== What is being asked ==
Every line below that mentions the word "travel" should be copied out.

== Data for processing ==
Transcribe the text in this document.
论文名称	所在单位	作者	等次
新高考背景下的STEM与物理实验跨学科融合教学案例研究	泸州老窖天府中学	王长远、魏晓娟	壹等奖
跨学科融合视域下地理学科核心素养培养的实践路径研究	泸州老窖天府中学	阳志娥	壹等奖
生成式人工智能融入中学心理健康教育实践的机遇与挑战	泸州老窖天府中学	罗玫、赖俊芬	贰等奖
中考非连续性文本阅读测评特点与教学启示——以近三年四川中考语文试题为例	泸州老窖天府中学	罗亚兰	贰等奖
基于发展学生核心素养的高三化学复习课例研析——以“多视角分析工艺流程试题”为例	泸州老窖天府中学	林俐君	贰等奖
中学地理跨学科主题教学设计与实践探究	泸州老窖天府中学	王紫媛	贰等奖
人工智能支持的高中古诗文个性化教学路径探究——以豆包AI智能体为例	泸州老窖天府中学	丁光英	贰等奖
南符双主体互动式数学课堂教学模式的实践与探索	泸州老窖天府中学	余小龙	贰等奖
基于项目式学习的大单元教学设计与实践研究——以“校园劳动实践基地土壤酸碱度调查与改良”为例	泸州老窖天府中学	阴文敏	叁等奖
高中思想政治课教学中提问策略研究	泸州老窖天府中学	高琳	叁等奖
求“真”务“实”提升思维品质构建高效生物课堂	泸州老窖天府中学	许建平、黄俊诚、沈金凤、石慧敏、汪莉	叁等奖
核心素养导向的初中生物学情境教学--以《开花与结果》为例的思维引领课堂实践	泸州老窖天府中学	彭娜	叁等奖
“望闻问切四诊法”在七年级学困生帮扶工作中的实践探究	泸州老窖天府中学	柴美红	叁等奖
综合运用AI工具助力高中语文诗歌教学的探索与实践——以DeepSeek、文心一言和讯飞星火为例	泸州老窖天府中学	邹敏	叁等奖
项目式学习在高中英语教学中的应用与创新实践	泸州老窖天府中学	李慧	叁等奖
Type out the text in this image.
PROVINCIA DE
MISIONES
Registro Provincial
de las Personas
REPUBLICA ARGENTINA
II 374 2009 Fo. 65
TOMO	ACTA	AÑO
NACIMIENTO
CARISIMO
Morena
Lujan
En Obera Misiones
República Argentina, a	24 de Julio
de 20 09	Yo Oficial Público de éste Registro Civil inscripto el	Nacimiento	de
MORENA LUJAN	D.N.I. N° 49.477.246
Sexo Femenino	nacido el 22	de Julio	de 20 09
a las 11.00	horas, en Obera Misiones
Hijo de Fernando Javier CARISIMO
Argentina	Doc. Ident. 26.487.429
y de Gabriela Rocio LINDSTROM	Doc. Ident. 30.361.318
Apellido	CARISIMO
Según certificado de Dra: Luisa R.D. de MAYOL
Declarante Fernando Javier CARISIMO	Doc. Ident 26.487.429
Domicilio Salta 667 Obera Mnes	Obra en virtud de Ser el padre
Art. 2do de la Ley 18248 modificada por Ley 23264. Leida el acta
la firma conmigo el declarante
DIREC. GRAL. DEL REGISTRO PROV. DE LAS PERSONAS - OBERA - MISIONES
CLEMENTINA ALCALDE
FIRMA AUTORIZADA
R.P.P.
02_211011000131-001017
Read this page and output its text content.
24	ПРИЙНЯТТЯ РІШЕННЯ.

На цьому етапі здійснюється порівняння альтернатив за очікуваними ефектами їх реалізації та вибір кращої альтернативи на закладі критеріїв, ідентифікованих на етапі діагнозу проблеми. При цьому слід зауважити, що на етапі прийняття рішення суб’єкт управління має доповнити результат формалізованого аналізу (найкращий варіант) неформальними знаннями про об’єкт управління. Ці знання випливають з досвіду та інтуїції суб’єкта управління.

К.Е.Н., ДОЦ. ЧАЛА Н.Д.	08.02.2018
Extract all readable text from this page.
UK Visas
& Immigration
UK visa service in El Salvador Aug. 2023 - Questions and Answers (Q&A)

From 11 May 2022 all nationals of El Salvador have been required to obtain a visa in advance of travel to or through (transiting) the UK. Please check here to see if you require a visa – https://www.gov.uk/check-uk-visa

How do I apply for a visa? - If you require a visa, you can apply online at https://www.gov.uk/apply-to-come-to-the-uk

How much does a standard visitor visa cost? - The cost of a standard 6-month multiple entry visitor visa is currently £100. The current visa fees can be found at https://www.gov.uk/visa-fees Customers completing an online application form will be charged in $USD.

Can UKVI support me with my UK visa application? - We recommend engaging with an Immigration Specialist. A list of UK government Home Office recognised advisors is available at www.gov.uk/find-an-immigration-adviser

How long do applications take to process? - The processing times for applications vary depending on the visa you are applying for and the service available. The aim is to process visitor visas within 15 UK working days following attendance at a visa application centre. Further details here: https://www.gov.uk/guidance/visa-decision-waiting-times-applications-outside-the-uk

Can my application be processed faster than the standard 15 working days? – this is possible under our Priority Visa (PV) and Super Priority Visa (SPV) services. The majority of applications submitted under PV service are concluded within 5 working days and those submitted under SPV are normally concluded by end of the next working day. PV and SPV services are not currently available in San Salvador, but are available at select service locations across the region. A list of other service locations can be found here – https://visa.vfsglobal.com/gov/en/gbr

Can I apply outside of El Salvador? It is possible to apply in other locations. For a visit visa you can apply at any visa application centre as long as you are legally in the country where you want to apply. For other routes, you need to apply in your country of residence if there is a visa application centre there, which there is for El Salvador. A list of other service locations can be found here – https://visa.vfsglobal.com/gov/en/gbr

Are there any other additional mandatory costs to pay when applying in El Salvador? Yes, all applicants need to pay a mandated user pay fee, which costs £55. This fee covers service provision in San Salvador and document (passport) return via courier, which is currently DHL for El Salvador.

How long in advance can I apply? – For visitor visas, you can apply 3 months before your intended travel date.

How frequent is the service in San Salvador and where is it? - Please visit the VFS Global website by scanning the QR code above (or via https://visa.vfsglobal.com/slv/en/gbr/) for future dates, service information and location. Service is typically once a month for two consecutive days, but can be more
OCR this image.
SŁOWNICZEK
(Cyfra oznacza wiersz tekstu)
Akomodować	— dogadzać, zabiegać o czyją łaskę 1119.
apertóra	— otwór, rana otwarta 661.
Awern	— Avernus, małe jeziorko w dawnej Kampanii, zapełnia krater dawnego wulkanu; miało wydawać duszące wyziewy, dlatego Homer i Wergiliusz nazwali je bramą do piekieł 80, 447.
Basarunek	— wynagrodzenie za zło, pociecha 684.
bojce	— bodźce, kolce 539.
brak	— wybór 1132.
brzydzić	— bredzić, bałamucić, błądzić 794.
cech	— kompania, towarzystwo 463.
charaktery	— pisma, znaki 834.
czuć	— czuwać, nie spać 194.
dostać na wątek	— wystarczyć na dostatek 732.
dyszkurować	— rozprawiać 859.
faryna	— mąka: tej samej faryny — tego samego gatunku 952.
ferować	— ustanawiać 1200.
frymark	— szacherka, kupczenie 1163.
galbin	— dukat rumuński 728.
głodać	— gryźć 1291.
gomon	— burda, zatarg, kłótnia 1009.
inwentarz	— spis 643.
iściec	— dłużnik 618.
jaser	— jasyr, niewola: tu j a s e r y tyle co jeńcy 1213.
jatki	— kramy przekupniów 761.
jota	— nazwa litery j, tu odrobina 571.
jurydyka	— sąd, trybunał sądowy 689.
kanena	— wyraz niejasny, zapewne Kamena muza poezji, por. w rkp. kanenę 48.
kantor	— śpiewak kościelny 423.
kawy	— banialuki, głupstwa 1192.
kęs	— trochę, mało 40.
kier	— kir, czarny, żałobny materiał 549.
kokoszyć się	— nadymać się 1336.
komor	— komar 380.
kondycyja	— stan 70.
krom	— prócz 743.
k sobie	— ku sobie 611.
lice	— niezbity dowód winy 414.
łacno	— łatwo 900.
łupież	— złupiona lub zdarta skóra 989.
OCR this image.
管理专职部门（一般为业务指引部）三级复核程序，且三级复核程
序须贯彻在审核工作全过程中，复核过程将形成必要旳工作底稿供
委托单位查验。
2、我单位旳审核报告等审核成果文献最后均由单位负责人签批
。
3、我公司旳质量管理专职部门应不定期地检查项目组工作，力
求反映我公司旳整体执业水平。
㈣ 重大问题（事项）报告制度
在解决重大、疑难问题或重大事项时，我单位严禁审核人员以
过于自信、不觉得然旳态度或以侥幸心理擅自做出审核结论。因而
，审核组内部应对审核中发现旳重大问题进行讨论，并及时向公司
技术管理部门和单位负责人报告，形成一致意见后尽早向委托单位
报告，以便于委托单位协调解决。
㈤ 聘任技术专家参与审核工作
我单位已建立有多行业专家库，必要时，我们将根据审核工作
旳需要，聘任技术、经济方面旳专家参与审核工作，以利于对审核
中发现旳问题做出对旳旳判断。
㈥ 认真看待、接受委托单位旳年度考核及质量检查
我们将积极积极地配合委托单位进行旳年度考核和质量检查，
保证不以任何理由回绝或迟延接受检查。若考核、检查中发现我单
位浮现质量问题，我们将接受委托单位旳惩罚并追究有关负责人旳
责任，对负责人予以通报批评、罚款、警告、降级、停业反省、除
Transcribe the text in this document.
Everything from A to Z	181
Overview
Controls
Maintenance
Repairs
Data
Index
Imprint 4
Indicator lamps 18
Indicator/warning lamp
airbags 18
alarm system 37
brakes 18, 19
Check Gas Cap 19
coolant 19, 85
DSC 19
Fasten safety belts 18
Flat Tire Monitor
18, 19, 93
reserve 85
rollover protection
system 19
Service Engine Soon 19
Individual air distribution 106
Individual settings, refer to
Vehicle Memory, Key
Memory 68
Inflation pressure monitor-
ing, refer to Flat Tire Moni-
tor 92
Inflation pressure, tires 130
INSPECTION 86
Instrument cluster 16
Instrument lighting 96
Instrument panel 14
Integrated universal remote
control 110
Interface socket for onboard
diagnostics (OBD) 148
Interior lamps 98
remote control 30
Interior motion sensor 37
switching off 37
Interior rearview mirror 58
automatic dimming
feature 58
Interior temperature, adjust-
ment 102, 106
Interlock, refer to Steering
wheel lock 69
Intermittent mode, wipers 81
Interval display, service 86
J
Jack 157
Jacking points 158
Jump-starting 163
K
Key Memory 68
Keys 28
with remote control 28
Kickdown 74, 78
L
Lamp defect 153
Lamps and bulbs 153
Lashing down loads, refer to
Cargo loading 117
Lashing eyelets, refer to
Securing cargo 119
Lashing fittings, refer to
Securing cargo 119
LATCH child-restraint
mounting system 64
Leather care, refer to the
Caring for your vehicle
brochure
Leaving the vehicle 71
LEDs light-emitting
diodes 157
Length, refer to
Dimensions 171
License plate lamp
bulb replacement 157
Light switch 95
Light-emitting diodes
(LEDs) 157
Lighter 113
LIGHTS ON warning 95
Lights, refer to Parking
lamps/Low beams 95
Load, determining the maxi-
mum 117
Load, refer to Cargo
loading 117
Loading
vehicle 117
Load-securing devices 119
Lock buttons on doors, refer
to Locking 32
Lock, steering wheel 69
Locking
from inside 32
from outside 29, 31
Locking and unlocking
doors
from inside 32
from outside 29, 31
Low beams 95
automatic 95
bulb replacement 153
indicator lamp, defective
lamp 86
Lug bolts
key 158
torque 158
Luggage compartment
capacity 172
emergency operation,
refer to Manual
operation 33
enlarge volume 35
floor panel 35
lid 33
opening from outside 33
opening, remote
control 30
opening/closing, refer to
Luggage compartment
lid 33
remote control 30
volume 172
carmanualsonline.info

== Task result ==
From 11 May 2022 all nationals of El Salvador have been required to obtain a visa in advance of travel to or through (transiting) the UK. Please check here to see if you require a visa – https://www.gov.uk/check-uk-visa
How long in advance can I apply? – For visitor visas, you can apply 3 months before your intended travel date.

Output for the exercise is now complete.